START DATA FOR THIS TASK

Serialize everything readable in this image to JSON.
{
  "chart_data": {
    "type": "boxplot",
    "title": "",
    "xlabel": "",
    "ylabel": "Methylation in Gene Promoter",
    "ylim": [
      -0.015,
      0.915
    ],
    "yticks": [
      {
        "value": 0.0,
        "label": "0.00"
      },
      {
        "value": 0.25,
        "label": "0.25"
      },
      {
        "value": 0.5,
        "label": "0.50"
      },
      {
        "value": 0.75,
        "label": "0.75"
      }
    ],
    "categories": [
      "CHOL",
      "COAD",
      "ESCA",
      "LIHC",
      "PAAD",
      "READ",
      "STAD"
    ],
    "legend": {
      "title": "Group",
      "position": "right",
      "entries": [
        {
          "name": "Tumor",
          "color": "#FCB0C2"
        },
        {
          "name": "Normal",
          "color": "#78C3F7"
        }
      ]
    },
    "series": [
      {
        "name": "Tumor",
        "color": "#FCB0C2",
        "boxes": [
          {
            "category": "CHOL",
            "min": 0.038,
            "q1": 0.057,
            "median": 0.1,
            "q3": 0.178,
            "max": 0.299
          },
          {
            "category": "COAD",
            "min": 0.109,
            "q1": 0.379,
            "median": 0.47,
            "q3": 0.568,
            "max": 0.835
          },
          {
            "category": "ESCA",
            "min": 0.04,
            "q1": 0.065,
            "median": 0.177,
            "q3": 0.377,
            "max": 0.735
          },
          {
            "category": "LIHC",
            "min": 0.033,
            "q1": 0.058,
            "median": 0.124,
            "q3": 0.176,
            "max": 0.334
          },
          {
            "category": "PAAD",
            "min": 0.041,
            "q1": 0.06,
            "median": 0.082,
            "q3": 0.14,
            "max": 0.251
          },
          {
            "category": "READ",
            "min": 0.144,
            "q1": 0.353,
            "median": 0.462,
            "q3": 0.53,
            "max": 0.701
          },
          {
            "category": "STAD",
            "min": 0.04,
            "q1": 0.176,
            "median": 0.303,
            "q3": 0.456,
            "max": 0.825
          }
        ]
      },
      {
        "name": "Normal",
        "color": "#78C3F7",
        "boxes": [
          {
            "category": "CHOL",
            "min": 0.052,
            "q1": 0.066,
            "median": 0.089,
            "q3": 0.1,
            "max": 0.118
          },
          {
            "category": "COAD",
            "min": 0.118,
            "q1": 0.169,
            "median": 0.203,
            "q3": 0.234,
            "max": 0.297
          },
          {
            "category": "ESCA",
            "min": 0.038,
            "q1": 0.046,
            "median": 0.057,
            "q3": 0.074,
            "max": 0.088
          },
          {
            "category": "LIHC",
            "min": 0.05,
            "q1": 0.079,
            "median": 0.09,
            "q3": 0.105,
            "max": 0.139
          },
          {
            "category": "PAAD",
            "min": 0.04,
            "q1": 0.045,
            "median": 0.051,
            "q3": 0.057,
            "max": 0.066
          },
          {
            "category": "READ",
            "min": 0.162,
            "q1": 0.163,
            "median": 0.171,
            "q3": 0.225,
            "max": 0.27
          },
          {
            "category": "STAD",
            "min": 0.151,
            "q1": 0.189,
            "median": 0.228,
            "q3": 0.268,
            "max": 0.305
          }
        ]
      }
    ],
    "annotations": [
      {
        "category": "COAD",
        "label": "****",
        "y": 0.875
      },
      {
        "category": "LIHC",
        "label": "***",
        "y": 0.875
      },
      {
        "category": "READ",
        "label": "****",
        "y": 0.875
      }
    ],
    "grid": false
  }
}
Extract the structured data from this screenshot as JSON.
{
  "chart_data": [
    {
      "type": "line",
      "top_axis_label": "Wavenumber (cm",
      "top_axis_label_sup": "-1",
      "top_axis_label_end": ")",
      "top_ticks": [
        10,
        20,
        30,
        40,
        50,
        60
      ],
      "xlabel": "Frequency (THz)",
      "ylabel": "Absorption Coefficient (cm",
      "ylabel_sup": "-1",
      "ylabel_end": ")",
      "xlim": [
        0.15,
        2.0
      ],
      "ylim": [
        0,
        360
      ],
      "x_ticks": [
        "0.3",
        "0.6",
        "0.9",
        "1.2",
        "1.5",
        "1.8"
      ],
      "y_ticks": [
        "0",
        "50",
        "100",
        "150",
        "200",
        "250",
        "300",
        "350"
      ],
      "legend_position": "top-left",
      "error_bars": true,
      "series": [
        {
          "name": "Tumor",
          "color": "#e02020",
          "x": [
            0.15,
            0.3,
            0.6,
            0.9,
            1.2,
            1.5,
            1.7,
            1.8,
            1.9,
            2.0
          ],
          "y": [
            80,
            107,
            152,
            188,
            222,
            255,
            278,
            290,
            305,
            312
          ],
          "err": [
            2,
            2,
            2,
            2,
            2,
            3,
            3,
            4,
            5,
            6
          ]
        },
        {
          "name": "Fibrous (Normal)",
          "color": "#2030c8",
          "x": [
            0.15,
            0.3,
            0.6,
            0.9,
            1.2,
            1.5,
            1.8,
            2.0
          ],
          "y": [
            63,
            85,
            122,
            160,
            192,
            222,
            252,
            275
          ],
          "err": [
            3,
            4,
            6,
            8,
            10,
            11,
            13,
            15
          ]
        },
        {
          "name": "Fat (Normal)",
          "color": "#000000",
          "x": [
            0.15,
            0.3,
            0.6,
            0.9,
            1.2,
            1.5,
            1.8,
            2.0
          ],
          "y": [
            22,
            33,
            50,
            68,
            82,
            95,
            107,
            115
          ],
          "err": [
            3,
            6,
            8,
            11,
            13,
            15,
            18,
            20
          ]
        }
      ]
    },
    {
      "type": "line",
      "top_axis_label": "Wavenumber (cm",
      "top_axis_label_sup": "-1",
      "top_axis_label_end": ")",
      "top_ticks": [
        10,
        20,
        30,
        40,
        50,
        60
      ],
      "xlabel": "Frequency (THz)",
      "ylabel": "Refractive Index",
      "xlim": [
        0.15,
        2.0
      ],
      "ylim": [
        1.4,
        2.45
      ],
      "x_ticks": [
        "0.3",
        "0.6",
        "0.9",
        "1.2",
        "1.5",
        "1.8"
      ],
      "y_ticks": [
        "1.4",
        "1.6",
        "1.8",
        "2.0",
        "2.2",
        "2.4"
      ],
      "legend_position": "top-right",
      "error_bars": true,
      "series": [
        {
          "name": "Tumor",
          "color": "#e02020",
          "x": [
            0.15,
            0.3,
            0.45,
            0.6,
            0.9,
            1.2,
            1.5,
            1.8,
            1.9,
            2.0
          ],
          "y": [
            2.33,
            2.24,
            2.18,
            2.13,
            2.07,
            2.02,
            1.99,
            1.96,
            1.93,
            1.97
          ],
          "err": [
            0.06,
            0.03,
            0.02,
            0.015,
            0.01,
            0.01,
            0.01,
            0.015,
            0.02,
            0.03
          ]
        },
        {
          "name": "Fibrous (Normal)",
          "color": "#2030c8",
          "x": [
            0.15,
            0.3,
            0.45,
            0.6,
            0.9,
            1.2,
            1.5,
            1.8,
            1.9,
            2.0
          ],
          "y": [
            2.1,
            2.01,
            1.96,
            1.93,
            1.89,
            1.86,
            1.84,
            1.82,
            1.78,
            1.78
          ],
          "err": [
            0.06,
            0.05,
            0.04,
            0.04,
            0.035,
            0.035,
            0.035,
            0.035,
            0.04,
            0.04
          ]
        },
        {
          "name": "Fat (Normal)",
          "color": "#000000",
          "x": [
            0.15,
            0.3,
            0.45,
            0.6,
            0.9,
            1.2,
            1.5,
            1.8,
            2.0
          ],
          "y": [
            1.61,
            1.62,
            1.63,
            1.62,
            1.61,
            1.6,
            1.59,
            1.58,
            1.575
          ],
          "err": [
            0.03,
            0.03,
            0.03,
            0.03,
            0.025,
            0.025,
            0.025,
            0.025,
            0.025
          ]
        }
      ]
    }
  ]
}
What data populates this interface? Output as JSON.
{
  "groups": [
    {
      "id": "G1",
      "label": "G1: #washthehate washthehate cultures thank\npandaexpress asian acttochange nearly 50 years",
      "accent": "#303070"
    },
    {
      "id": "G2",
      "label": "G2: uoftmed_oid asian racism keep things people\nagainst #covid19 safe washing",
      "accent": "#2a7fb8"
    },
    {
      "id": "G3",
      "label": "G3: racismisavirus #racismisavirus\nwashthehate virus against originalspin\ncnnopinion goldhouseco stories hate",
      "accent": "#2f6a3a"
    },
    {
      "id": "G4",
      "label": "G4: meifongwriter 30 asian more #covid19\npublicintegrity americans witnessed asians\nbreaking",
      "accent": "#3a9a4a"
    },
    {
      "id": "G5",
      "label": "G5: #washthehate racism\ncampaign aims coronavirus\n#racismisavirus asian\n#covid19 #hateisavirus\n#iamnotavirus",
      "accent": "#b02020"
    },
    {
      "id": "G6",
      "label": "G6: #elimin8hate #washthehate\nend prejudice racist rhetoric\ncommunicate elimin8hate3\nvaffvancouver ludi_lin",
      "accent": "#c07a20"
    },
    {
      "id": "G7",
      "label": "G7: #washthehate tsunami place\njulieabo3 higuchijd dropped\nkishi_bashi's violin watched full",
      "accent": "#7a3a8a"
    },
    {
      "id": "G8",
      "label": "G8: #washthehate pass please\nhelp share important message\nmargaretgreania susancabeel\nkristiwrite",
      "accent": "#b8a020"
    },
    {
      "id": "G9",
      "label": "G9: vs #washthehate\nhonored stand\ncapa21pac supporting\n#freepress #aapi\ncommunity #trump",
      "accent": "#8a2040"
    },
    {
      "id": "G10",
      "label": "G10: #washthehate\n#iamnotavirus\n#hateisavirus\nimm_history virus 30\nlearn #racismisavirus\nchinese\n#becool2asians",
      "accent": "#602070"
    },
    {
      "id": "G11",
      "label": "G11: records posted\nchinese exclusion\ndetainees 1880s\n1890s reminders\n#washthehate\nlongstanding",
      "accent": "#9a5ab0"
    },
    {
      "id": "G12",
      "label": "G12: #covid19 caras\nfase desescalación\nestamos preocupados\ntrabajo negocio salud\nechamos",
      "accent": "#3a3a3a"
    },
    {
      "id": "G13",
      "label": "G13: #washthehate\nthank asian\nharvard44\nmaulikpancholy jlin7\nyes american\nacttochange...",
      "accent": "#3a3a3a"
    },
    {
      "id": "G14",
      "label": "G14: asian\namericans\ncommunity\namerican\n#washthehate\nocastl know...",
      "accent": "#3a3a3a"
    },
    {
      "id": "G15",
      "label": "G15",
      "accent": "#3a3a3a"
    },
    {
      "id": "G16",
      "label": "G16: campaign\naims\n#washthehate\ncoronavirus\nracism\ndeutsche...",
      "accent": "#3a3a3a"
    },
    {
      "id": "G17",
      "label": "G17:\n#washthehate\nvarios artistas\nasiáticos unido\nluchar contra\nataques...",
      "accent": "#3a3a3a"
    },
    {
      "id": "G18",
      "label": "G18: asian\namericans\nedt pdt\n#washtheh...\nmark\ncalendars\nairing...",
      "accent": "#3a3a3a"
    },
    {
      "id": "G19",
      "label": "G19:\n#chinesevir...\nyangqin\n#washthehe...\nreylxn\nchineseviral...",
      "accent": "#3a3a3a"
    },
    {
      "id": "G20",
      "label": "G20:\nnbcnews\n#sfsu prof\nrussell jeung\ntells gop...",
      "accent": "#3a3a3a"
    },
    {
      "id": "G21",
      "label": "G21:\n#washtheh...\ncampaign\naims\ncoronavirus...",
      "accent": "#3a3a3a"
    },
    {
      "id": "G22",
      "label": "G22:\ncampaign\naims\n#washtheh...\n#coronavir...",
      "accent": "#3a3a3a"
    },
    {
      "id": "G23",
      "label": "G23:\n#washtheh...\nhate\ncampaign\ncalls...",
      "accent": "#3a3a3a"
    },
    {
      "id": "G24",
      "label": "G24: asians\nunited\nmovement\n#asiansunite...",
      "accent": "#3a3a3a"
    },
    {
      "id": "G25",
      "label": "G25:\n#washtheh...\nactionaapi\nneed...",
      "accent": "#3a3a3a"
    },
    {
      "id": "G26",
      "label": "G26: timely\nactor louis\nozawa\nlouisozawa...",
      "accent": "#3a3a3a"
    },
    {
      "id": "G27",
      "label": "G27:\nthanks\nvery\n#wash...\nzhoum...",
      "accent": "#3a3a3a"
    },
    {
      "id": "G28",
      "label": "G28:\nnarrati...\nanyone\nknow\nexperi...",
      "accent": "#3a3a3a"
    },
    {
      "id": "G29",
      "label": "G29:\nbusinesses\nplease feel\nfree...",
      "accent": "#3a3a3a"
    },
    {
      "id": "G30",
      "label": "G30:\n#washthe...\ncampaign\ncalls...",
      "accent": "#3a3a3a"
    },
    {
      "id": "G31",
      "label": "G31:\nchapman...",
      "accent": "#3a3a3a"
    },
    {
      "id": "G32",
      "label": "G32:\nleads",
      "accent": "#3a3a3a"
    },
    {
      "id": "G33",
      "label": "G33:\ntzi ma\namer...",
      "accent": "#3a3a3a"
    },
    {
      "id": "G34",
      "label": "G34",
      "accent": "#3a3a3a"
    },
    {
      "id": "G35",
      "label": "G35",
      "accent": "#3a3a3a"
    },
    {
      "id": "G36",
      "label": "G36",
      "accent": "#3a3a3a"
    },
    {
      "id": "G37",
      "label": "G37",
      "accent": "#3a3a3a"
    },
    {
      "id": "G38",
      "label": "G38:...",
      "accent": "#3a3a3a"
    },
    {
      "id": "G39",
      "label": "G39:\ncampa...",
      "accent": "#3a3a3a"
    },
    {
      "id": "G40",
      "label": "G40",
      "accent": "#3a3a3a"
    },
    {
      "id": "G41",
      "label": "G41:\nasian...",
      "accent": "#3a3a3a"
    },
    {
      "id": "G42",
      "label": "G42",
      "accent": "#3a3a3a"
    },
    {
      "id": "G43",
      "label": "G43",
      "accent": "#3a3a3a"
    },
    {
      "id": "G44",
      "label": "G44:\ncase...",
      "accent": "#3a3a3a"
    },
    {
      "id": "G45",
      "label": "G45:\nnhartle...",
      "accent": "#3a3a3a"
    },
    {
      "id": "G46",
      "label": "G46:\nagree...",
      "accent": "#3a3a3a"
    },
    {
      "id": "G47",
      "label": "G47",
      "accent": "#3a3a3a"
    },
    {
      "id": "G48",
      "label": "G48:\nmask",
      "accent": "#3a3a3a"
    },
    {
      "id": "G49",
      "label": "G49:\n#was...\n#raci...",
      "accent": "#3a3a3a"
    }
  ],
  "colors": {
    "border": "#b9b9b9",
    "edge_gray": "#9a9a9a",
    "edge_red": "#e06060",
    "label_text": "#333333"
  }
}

END DATA FOR THIS TASK

> **EXERCISE BRIEF**: Within the entries above, find each line where "racismisavirus" appears; copy every one.

> **SOLUTION TO THIS PROBLEM**:
      "label": "G3: racismisavirus #racismisavirus\nwashthehate virus against originalspin\ncnnopinion goldhouseco stories hate",
      "label": "G5: #washthehate racism\ncampaign aims coronavirus\n#racismisavirus asian\n#covid19 #hateisavirus\n#iamnotavirus",
      "label": "G10: #washthehate\n#iamnotavirus\n#hateisavirus\nimm_history virus 30\nlearn #racismisavirus\nchinese\n#becool2asians",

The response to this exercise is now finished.